Given passage —
──────────

Link to the Paper:
EVAN B. DONALDSON ADOPTION INSTITUTE
Listening to Parents: Overcoming Barriers to the Adoption of Children from Foster Care
March 2005
Funded by: The David and Lucile Packard Foundation
Prepared by: Jeff Katz, Senior Fellow, Evan B. Donaldson Adoption Institute in Collaboration with Harvard University & the Urban Institute
This blog post is based on something I originally posted to the Soul of Adoption forum. It's in response to a fascinating paper from the Evan B. Donaldson Adoption Institute that analyzes the attrition rate in prospective state adoptive parents. This is an emotional subject for a host of reasons. The knowledge that my country has "waiting children" that have to be marketed to prospective parents is very disturbing. In fact, we have so many waiting children that some are adopted internationally into Canada. Is it a national shame that we export? Or is it a good thing -- ignoring national borders for the sake of the children? I feel conflicted on this subject. For now, I'm happy that there are Canadian families in the pool of prospective parents. But the pool should really be bigger here in America, and the paper gives some concrete recommendations on how to do that. In this post I'm going to quote big chunks of the paper and relate the sections to my experiences with state adoption and the opinions I have been developing on the subject.

──────────

Record excerpts —
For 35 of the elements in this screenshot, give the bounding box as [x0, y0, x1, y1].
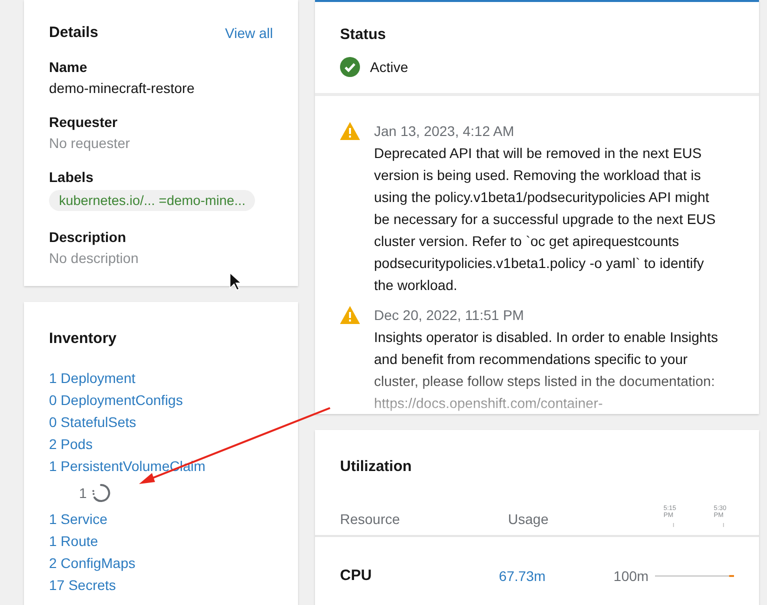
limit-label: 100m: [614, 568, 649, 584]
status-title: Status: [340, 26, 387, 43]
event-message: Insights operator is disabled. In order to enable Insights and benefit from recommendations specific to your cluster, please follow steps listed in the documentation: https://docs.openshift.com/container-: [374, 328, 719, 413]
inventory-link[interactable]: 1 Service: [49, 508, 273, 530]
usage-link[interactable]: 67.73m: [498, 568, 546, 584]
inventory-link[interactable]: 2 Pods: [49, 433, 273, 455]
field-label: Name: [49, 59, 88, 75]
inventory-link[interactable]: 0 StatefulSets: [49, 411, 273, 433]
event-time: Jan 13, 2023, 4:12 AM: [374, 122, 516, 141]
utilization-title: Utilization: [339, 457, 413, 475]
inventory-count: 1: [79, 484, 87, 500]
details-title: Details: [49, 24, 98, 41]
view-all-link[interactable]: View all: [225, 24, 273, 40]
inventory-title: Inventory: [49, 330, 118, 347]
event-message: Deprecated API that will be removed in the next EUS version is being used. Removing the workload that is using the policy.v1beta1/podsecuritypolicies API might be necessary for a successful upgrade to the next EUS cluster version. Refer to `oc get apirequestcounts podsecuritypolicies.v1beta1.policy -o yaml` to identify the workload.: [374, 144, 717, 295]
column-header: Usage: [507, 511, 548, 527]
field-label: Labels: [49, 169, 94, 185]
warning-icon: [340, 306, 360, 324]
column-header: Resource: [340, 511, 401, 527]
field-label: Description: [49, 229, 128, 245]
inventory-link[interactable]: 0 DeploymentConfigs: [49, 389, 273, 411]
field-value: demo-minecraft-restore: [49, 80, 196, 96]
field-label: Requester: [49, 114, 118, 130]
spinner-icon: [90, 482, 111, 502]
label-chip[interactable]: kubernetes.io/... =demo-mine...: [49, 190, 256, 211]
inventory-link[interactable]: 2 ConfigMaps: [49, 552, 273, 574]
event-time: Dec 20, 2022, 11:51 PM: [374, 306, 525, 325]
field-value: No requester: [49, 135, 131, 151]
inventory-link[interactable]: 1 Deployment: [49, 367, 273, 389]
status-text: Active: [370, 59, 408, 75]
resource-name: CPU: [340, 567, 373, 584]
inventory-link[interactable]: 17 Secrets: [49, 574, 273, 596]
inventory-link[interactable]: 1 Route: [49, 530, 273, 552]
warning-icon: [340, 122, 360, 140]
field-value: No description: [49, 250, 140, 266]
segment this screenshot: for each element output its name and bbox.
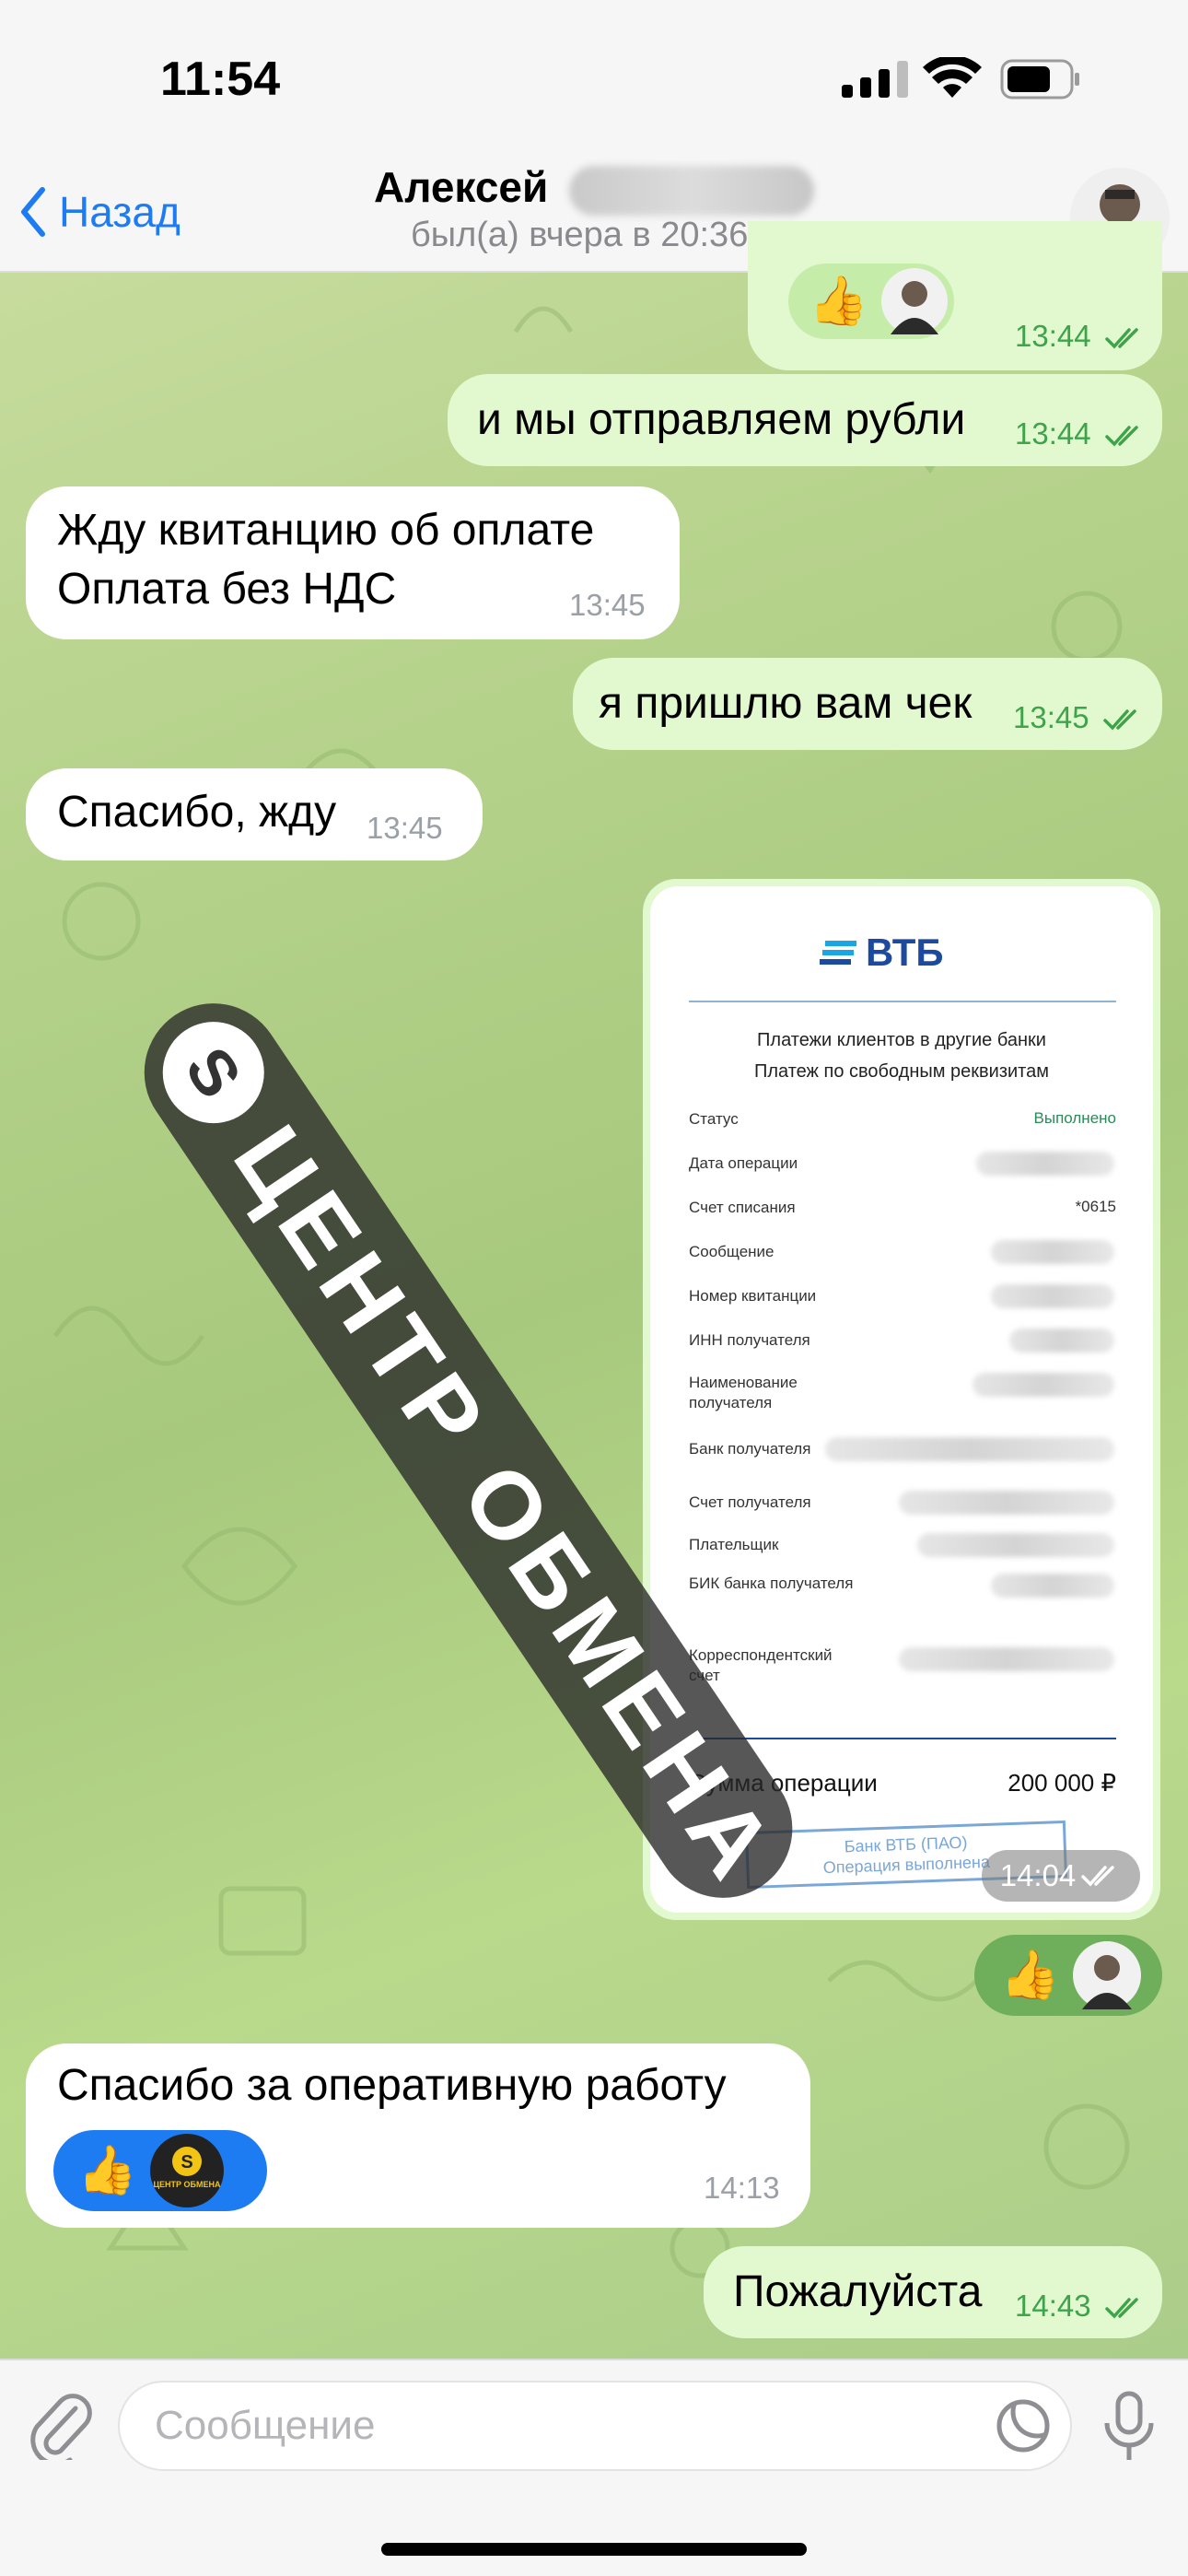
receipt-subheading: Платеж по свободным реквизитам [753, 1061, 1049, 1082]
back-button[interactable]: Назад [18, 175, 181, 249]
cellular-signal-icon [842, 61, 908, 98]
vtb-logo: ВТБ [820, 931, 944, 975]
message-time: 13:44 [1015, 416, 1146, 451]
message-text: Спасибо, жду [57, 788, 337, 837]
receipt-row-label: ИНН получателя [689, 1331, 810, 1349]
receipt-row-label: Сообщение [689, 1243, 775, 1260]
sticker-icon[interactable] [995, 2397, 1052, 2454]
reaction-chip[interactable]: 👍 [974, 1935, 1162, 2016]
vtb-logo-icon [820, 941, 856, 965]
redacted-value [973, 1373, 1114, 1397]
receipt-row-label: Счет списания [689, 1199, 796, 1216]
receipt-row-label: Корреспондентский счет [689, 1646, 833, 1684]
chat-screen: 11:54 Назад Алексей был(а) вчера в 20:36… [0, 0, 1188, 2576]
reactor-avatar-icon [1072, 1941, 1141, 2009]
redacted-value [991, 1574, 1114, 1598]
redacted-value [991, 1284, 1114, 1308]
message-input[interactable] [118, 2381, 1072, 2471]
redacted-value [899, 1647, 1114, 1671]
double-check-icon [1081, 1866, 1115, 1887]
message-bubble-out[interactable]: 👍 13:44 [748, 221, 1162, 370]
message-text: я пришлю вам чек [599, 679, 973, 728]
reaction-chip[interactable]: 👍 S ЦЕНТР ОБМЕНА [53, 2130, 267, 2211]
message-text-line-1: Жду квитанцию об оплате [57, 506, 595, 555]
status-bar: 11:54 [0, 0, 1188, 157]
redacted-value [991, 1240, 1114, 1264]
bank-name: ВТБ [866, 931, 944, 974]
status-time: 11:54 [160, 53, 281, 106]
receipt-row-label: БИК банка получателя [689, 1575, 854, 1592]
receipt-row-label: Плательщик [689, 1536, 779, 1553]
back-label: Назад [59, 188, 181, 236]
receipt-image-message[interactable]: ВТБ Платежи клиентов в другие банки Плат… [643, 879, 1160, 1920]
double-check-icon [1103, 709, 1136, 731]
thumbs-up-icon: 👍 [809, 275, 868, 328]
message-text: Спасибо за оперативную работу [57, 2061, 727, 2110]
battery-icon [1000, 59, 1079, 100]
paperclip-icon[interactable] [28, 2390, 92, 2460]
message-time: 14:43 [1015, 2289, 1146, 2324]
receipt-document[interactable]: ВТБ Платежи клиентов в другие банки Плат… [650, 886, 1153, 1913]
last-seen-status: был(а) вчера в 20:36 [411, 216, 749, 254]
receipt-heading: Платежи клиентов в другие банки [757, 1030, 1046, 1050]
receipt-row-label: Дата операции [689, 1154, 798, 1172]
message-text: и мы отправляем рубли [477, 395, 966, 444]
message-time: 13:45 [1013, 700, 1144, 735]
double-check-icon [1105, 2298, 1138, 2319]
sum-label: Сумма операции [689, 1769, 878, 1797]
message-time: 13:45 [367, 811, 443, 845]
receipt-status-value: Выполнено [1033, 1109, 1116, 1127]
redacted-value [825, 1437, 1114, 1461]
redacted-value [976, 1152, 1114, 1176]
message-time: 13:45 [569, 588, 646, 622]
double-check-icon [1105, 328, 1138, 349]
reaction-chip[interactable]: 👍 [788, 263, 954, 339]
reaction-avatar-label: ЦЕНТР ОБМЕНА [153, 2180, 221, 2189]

──────────

Required task A —
Render this sentence from the adoption blog post in Spanish: "For now, I'm happy that there are Canadian families in the pool of prospective parents."
Required task B —
Carry the adoption blog post forward, picking up right after its final sentence.

Exercise output A —
Por ahora, me alegra que haya familias canadienses en el grupo de posibles padres adoptivos.

Exercise output B —
Please keep in mind that my terminology may be confusing. "Special needs" doesn't necessarily mean a disability, and its definition changes from state to state. Here is Georgia's definition of special needs from the GACRS website:
a. Any child eight years of age or older.
b. Any child of African-American heritage who is one year of age or older.
c. Members of a sibling group of three or more who are placed together.
d. Members of a sibling group of two where one is over the age of eight or has another special need.
e. Any child with documented physical, emotional or mental impairments or limitations.
State adoption has all kinds of jargon. For example, the paper talks about "general" adoption, which I have usually heard instead called "straight adoption". This means direct adoption of a waiting child, either photolisted or not, through a county agency or agency licensed to place children by that county. There is no fostering period in general adoption.
Here goes!
While people may decide not to adopt for many reasons, the bottom line is that only a fraction of those recruited to call a child welfare agency actually do adopt.
Many people are initially very attracted to adopting a child from foster care. You can see pictures of the children on websites or TV. They need homes, and it costs nothing to adopt them! But the attrition is enormous.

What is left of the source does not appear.